Goal - Reproduce each of the rows below character for character, but leave out the pictures.

-------- Stored records --------

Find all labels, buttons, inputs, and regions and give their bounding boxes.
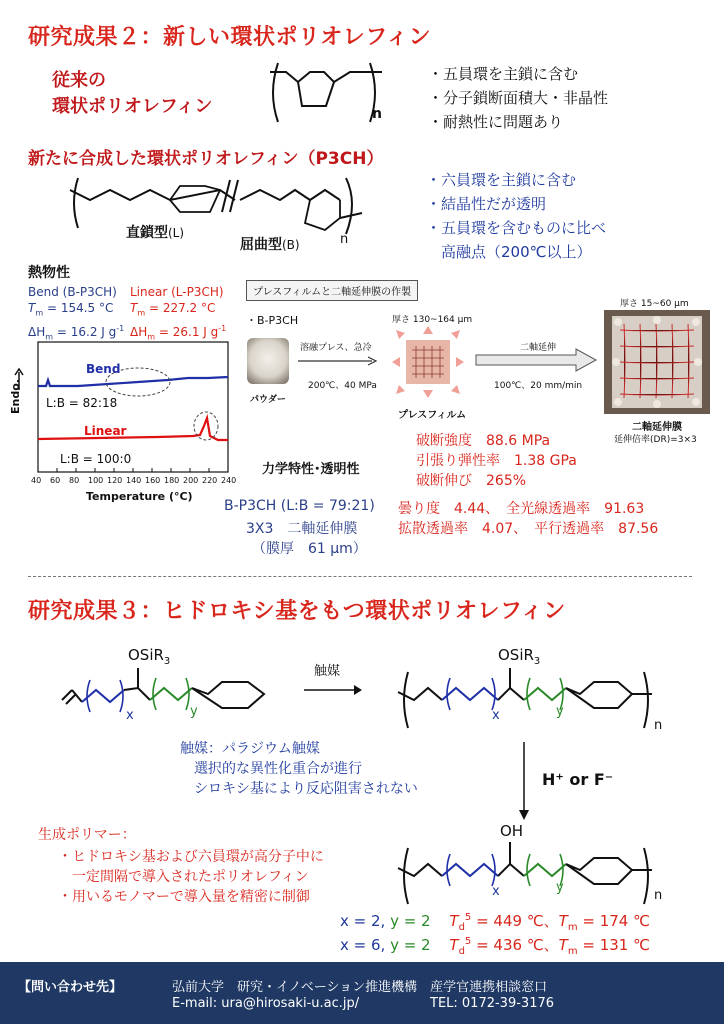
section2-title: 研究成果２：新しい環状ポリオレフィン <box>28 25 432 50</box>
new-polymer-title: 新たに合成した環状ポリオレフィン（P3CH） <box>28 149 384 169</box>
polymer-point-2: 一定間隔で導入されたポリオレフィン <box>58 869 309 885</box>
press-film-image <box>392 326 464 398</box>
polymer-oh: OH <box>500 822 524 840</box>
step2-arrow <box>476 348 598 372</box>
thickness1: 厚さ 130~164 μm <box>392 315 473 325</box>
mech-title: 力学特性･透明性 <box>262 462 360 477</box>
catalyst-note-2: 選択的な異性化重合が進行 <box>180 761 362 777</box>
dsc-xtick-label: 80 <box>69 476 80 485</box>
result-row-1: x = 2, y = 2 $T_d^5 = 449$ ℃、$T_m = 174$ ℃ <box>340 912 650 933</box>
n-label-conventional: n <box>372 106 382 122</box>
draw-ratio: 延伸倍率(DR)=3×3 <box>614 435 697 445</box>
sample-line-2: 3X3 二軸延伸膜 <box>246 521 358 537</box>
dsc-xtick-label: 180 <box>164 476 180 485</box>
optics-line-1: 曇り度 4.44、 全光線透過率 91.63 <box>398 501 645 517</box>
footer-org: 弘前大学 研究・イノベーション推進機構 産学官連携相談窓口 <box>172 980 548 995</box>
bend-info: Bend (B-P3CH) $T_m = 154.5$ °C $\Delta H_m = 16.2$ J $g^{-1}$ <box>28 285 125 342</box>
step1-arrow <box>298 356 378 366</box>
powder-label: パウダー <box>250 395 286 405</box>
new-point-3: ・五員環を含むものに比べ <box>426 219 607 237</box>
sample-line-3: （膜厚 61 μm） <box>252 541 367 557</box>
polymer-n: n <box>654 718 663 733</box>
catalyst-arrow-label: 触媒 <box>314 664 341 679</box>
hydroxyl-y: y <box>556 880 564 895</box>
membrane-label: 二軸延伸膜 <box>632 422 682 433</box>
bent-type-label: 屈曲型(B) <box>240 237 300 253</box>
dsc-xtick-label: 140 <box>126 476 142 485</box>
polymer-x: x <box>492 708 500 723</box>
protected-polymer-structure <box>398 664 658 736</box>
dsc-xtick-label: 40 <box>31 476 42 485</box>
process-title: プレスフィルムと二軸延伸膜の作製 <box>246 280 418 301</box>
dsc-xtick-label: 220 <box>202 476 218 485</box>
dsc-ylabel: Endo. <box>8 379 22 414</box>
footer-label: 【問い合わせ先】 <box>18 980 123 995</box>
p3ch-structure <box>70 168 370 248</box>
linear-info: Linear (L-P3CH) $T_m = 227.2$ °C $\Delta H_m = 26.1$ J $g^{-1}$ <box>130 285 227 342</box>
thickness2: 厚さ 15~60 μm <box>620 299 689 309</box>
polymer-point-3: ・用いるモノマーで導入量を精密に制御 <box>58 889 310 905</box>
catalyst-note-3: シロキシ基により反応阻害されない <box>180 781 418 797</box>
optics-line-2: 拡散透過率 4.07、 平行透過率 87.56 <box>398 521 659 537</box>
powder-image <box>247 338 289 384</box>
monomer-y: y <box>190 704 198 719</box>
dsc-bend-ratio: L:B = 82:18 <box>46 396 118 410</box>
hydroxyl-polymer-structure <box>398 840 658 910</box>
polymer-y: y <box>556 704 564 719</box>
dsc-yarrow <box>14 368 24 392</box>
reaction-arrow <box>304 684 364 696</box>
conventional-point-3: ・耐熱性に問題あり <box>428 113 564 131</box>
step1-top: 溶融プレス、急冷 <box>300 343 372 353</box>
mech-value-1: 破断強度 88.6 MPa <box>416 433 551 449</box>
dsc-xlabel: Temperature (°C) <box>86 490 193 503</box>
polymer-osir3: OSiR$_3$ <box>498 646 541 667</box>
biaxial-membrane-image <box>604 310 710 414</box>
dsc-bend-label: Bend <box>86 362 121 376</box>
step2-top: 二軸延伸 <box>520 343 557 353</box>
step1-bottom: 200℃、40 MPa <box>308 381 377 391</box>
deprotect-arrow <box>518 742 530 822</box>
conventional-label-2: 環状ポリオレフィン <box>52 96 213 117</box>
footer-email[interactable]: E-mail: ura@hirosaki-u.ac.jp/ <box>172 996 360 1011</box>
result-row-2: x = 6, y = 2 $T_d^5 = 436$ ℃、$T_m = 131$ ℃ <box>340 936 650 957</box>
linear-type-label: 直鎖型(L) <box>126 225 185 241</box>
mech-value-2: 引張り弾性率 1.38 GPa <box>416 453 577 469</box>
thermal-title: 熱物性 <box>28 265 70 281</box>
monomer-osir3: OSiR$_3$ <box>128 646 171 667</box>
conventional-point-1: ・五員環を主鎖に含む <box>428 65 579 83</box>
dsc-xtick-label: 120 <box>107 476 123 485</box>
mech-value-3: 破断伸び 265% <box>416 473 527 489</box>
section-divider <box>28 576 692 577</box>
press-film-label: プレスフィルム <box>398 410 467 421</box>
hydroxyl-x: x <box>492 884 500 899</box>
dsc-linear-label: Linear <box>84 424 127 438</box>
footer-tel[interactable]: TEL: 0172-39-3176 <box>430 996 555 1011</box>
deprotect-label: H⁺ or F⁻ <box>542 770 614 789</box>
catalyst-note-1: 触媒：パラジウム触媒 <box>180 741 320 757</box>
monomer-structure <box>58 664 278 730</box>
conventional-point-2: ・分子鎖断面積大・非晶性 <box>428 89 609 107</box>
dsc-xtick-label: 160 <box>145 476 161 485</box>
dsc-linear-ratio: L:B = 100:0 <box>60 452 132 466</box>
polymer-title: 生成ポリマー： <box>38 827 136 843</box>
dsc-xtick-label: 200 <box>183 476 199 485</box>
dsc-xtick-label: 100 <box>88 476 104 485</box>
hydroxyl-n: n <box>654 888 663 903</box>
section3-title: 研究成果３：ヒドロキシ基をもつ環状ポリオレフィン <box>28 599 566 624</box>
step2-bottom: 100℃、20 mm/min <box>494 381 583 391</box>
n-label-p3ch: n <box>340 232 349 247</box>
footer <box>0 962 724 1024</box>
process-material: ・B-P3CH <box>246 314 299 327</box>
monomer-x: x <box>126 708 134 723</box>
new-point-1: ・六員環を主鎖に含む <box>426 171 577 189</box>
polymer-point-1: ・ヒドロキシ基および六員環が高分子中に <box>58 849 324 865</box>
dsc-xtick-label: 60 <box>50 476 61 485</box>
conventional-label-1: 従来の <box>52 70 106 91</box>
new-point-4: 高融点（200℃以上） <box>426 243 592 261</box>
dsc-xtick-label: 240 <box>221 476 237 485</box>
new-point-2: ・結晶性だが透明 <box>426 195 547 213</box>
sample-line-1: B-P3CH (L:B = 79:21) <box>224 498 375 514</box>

--------

The response -
Find all labels, buttons, inputs, and regions and give their bounding boxes.
section2-title: 研究成果２：新しい環状ポリオレフィン <box>28 25 432 50</box>
new-polymer-title: 新たに合成した環状ポリオレフィン（P3CH） <box>28 149 384 169</box>
polymer-point-2: 一定間隔で導入されたポリオレフィン <box>58 869 309 885</box>
press-film-image <box>392 326 464 398</box>
polymer-oh: OH <box>500 822 524 840</box>
step2-arrow <box>476 348 598 372</box>
thickness1: 厚さ 130~164 μm <box>392 315 473 325</box>
mech-title: 力学特性･透明性 <box>262 462 360 477</box>
catalyst-note-2: 選択的な異性化重合が進行 <box>180 761 362 777</box>
dsc-xtick-label: 80 <box>69 476 80 485</box>
result-row-1: x = 2, y = 2 $T_d^5 = 449$ ℃、$T_m = 174$ ℃ <box>340 912 650 933</box>
n-label-conventional: n <box>372 106 382 122</box>
draw-ratio: 延伸倍率(DR)=3×3 <box>614 435 697 445</box>
sample-line-2: 3X3 二軸延伸膜 <box>246 521 358 537</box>
dsc-xtick-label: 180 <box>164 476 180 485</box>
optics-line-1: 曇り度 4.44、 全光線透過率 91.63 <box>398 501 645 517</box>
footer-org: 弘前大学 研究・イノベーション推進機構 産学官連携相談窓口 <box>172 980 548 995</box>
bend-info: Bend (B-P3CH) $T_m = 154.5$ °C $\Delta H_m = 16.2$ J $g^{-1}$ <box>28 285 125 342</box>
step1-arrow <box>298 356 378 366</box>
powder-label: パウダー <box>250 395 286 405</box>
new-point-3: ・五員環を含むものに比べ <box>426 219 607 237</box>
sample-line-3: （膜厚 61 μm） <box>252 541 367 557</box>
polymer-n: n <box>654 718 663 733</box>
catalyst-arrow-label: 触媒 <box>314 664 341 679</box>
hydroxyl-y: y <box>556 880 564 895</box>
membrane-label: 二軸延伸膜 <box>632 422 682 433</box>
bent-type-label: 屈曲型(B) <box>240 237 300 253</box>
dsc-xtick-label: 140 <box>126 476 142 485</box>
polymer-x: x <box>492 708 500 723</box>
protected-polymer-structure <box>398 664 658 736</box>
dsc-xtick-label: 40 <box>31 476 42 485</box>
process-title: プレスフィルムと二軸延伸膜の作製 <box>246 280 418 301</box>
dsc-xtick-label: 220 <box>202 476 218 485</box>
dsc-ylabel: Endo. <box>8 379 22 414</box>
footer-label: 【問い合わせ先】 <box>18 980 123 995</box>
p3ch-structure <box>70 168 370 248</box>
linear-info: Linear (L-P3CH) $T_m = 227.2$ °C $\Delta H_m = 26.1$ J $g^{-1}$ <box>130 285 227 342</box>
thickness2: 厚さ 15~60 μm <box>620 299 689 309</box>
polymer-point-3: ・用いるモノマーで導入量を精密に制御 <box>58 889 310 905</box>
catalyst-note-3: シロキシ基により反応阻害されない <box>180 781 418 797</box>
optics-line-2: 拡散透過率 4.07、 平行透過率 87.56 <box>398 521 659 537</box>
powder-image <box>247 338 289 384</box>
monomer-y: y <box>190 704 198 719</box>
dsc-bend-ratio: L:B = 82:18 <box>46 396 118 410</box>
hydroxyl-polymer-structure <box>398 840 658 910</box>
polymer-y: y <box>556 704 564 719</box>
dsc-yarrow <box>14 368 24 392</box>
reaction-arrow <box>304 684 364 696</box>
conventional-point-3: ・耐熱性に問題あり <box>428 113 564 131</box>
step1-top: 溶融プレス、急冷 <box>300 343 372 353</box>
mech-value-1: 破断強度 88.6 MPa <box>416 433 551 449</box>
dsc-xlabel: Temperature (°C) <box>86 490 193 503</box>
polymer-osir3: OSiR$_3$ <box>498 646 541 667</box>
biaxial-membrane-image <box>604 310 710 414</box>
dsc-bend-label: Bend <box>86 362 121 376</box>
step2-top: 二軸延伸 <box>520 343 557 353</box>
step1-bottom: 200℃、40 MPa <box>308 381 377 391</box>
deprotect-arrow <box>518 742 530 822</box>
conventional-label-2: 環状ポリオレフィン <box>52 96 213 117</box>
footer-email[interactable]: E-mail: ura@hirosaki-u.ac.jp/ <box>172 996 360 1011</box>
result-row-2: x = 6, y = 2 $T_d^5 = 436$ ℃、$T_m = 131$ ℃ <box>340 936 650 957</box>
linear-type-label: 直鎖型(L) <box>126 225 185 241</box>
mech-value-2: 引張り弾性率 1.38 GPa <box>416 453 577 469</box>
thermal-title: 熱物性 <box>28 265 70 281</box>
monomer-osir3: OSiR$_3$ <box>128 646 171 667</box>
conventional-point-1: ・五員環を主鎖に含む <box>428 65 579 83</box>
dsc-xtick-label: 120 <box>107 476 123 485</box>
mech-value-3: 破断伸び 265% <box>416 473 527 489</box>
section-divider <box>28 576 692 577</box>
press-film-label: プレスフィルム <box>398 410 467 421</box>
hydroxyl-x: x <box>492 884 500 899</box>
dsc-linear-label: Linear <box>84 424 127 438</box>
footer-tel[interactable]: TEL: 0172-39-3176 <box>430 996 555 1011</box>
deprotect-label: H⁺ or F⁻ <box>542 770 614 789</box>
catalyst-note-1: 触媒：パラジウム触媒 <box>180 741 320 757</box>
monomer-structure <box>58 664 278 730</box>
conventional-point-2: ・分子鎖断面積大・非晶性 <box>428 89 609 107</box>
dsc-xtick-label: 160 <box>145 476 161 485</box>
dsc-linear-ratio: L:B = 100:0 <box>60 452 132 466</box>
polymer-title: 生成ポリマー： <box>38 827 136 843</box>
dsc-xtick-label: 200 <box>183 476 199 485</box>
dsc-xtick-label: 100 <box>88 476 104 485</box>
hydroxyl-n: n <box>654 888 663 903</box>
section3-title: 研究成果３：ヒドロキシ基をもつ環状ポリオレフィン <box>28 599 566 624</box>
step2-bottom: 100℃、20 mm/min <box>494 381 583 391</box>
n-label-p3ch: n <box>340 232 349 247</box>
footer <box>0 962 724 1024</box>
process-material: ・B-P3CH <box>246 314 299 327</box>
monomer-x: x <box>126 708 134 723</box>
new-point-1: ・六員環を主鎖に含む <box>426 171 577 189</box>
polymer-point-1: ・ヒドロキシ基および六員環が高分子中に <box>58 849 324 865</box>
dsc-xtick-label: 60 <box>50 476 61 485</box>
conventional-label-1: 従来の <box>52 70 106 91</box>
new-point-4: 高融点（200℃以上） <box>426 243 592 261</box>
dsc-xtick-label: 240 <box>221 476 237 485</box>
new-point-2: ・結晶性だが透明 <box>426 195 547 213</box>
sample-line-1: B-P3CH (L:B = 79:21) <box>224 498 375 514</box>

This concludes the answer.